Short exercise: Reproduce each line of the material precisely.

--

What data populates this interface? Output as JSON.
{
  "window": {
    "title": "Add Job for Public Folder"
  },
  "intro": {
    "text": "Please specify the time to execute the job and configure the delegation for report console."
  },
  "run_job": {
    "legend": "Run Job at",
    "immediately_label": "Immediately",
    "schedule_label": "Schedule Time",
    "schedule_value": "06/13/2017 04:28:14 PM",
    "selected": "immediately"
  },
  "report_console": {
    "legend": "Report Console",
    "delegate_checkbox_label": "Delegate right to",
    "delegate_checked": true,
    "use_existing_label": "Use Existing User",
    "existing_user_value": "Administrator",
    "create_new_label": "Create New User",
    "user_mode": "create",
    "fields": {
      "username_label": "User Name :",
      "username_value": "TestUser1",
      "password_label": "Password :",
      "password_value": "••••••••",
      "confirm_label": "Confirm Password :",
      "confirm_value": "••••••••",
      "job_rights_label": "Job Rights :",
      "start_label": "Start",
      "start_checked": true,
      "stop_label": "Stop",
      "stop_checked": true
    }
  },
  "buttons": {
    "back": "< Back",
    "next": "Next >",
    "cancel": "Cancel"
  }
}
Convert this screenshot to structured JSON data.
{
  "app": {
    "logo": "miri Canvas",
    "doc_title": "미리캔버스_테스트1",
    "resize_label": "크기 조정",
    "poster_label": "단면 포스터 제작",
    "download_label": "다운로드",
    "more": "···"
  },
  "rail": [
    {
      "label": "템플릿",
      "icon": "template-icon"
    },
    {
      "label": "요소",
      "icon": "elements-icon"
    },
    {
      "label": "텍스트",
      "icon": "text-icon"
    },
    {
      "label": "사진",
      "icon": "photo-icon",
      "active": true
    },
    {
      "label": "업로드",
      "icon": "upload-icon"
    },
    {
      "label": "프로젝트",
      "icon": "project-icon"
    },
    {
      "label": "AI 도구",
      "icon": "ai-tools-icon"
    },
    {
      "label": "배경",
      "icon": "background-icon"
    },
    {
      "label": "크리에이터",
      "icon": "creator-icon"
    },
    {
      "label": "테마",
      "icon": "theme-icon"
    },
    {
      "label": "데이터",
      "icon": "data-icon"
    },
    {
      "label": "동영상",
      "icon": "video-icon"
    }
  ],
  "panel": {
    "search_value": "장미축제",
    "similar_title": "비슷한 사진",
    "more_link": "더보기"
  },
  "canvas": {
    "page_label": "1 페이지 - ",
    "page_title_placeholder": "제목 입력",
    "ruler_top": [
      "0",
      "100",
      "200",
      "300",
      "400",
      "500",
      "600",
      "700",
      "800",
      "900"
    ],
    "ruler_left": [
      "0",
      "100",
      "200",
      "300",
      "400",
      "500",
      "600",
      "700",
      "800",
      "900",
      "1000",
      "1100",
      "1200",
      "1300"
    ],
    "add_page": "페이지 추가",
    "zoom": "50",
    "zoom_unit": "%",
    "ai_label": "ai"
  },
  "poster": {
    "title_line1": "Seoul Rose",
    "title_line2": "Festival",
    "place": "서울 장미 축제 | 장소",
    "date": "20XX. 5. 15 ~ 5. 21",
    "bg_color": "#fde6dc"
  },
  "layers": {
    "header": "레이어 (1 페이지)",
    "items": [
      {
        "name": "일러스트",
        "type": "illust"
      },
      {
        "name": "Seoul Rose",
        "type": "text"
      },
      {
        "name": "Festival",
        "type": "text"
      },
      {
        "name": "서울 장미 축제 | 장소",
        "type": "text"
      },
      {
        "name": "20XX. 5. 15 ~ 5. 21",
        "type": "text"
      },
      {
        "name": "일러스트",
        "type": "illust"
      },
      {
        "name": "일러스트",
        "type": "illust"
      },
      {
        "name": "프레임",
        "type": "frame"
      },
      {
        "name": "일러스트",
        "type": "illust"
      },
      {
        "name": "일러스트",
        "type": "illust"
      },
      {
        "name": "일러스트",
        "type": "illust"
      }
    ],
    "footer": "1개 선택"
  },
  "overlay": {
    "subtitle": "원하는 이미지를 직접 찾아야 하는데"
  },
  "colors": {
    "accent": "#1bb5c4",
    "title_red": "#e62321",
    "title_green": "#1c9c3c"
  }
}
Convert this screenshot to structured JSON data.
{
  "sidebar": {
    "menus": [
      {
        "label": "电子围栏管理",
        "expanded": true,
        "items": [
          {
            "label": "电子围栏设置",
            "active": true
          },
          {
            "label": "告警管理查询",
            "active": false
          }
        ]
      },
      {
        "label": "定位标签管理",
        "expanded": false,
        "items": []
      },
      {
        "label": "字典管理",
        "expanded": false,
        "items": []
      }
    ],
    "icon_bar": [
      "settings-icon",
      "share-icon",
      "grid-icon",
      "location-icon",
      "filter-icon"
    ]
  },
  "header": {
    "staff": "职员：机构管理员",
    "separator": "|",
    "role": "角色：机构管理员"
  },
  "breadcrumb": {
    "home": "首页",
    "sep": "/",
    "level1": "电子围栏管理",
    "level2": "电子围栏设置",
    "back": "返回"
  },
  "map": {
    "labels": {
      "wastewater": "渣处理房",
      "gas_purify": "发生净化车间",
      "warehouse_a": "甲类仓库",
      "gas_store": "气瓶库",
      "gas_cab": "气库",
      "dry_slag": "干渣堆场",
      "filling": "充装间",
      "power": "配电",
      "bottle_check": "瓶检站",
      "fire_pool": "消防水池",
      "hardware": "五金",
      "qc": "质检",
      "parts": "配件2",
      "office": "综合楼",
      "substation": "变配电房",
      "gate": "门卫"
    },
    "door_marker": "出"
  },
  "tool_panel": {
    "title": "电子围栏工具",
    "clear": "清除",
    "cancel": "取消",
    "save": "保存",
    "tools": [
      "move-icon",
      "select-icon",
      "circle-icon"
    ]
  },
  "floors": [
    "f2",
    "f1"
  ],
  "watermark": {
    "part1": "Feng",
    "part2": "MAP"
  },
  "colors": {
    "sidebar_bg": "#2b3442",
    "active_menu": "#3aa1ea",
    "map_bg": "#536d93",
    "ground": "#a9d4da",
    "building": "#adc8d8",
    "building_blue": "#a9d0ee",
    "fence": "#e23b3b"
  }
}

--

Exercise answer:
What data populates this interface? Output as JSON.
{
  "window": {
    "title": "Add Job for Public Folder"
  },
  "intro": {
    "text": "Please specify the time to execute the job and configure the delegation for report console."
  },
  "run_job": {
    "legend": "Run Job at",
    "immediately_label": "Immediately",
    "schedule_label": "Schedule Time",
    "schedule_value": "06/13/2017 04:28:14 PM",
    "selected": "immediately"
  },
  "report_console": {
    "legend": "Report Console",
    "delegate_checkbox_label": "Delegate right to",
    "delegate_checked": true,
    "use_existing_label": "Use Existing User",
    "existing_user_value": "Administrator",
    "create_new_label": "Create New User",
    "user_mode": "create",
    "fields": {
      "username_label": "User Name :",
      "username_value": "TestUser1",
      "password_label": "Password :",
      "password_value": "••••••••",
      "confirm_label": "Confirm Password :",
      "confirm_value": "••••••••",
      "job_rights_label": "Job Rights :",
      "start_label": "Start",
      "start_checked": true,
      "stop_label": "Stop",
      "stop_checked": true
    }
  },
  "buttons": {
    "back": "< Back",
    "next": "Next >",
    "cancel": "Cancel"
  }
}
Convert this screenshot to structured JSON data.
{
  "app": {
    "logo": "miri Canvas",
    "doc_title": "미리캔버스_테스트1",
    "resize_label": "크기 조정",
    "poster_label": "단면 포스터 제작",
    "download_label": "다운로드",
    "more": "···"
  },
  "rail": [
    {
      "label": "템플릿",
      "icon": "template-icon"
    },
    {
      "label": "요소",
      "icon": "elements-icon"
    },
    {
      "label": "텍스트",
      "icon": "text-icon"
    },
    {
      "label": "사진",
      "icon": "photo-icon",
      "active": true
    },
    {
      "label": "업로드",
      "icon": "upload-icon"
    },
    {
      "label": "프로젝트",
      "icon": "project-icon"
    },
    {
      "label": "AI 도구",
      "icon": "ai-tools-icon"
    },
    {
      "label": "배경",
      "icon": "background-icon"
    },
    {
      "label": "크리에이터",
      "icon": "creator-icon"
    },
    {
      "label": "테마",
      "icon": "theme-icon"
    },
    {
      "label": "데이터",
      "icon": "data-icon"
    },
    {
      "label": "동영상",
      "icon": "video-icon"
    }
  ],
  "panel": {
    "search_value": "장미축제",
    "similar_title": "비슷한 사진",
    "more_link": "더보기"
  },
  "canvas": {
    "page_label": "1 페이지 - ",
    "page_title_placeholder": "제목 입력",
    "ruler_top": [
      "0",
      "100",
      "200",
      "300",
      "400",
      "500",
      "600",
      "700",
      "800",
      "900"
    ],
    "ruler_left": [
      "0",
      "100",
      "200",
      "300",
      "400",
      "500",
      "600",
      "700",
      "800",
      "900",
      "1000",
      "1100",
      "1200",
      "1300"
    ],
    "add_page": "페이지 추가",
    "zoom": "50",
    "zoom_unit": "%",
    "ai_label": "ai"
  },
  "poster": {
    "title_line1": "Seoul Rose",
    "title_line2": "Festival",
    "place": "서울 장미 축제 | 장소",
    "date": "20XX. 5. 15 ~ 5. 21",
    "bg_color": "#fde6dc"
  },
  "layers": {
    "header": "레이어 (1 페이지)",
    "items": [
      {
        "name": "일러스트",
        "type": "illust"
      },
      {
        "name": "Seoul Rose",
        "type": "text"
      },
      {
        "name": "Festival",
        "type": "text"
      },
      {
        "name": "서울 장미 축제 | 장소",
        "type": "text"
      },
      {
        "name": "20XX. 5. 15 ~ 5. 21",
        "type": "text"
      },
      {
        "name": "일러스트",
        "type": "illust"
      },
      {
        "name": "일러스트",
        "type": "illust"
      },
      {
        "name": "프레임",
        "type": "frame"
      },
      {
        "name": "일러스트",
        "type": "illust"
      },
      {
        "name": "일러스트",
        "type": "illust"
      },
      {
        "name": "일러스트",
        "type": "illust"
      }
    ],
    "footer": "1개 선택"
  },
  "overlay": {
    "subtitle": "원하는 이미지를 직접 찾아야 하는데"
  },
  "colors": {
    "accent": "#1bb5c4",
    "title_red": "#e62321",
    "title_green": "#1c9c3c"
  }
}
Convert this screenshot to structured JSON data.
{
  "sidebar": {
    "menus": [
      {
        "label": "电子围栏管理",
        "expanded": true,
        "items": [
          {
            "label": "电子围栏设置",
            "active": true
          },
          {
            "label": "告警管理查询",
            "active": false
          }
        ]
      },
      {
        "label": "定位标签管理",
        "expanded": false,
        "items": []
      },
      {
        "label": "字典管理",
        "expanded": false,
        "items": []
      }
    ],
    "icon_bar": [
      "settings-icon",
      "share-icon",
      "grid-icon",
      "location-icon",
      "filter-icon"
    ]
  },
  "header": {
    "staff": "职员：机构管理员",
    "separator": "|",
    "role": "角色：机构管理员"
  },
  "breadcrumb": {
    "home": "首页",
    "sep": "/",
    "level1": "电子围栏管理",
    "level2": "电子围栏设置",
    "back": "返回"
  },
  "map": {
    "labels": {
      "wastewater": "渣处理房",
      "gas_purify": "发生净化车间",
      "warehouse_a": "甲类仓库",
      "gas_store": "气瓶库",
      "gas_cab": "气库",
      "dry_slag": "干渣堆场",
      "filling": "充装间",
      "power": "配电",
      "bottle_check": "瓶检站",
      "fire_pool": "消防水池",
      "hardware": "五金",
      "qc": "质检",
      "parts": "配件2",
      "office": "综合楼",
      "substation": "变配电房",
      "gate": "门卫"
    },
    "door_marker": "出"
  },
  "tool_panel": {
    "title": "电子围栏工具",
    "clear": "清除",
    "cancel": "取消",
    "save": "保存",
    "tools": [
      "move-icon",
      "select-icon",
      "circle-icon"
    ]
  },
  "floors": [
    "f2",
    "f1"
  ],
  "watermark": {
    "part1": "Feng",
    "part2": "MAP"
  },
  "colors": {
    "sidebar_bg": "#2b3442",
    "active_menu": "#3aa1ea",
    "map_bg": "#536d93",
    "ground": "#a9d4da",
    "building": "#adc8d8",
    "building_blue": "#a9d0ee",
    "fence": "#e23b3b"
  }
}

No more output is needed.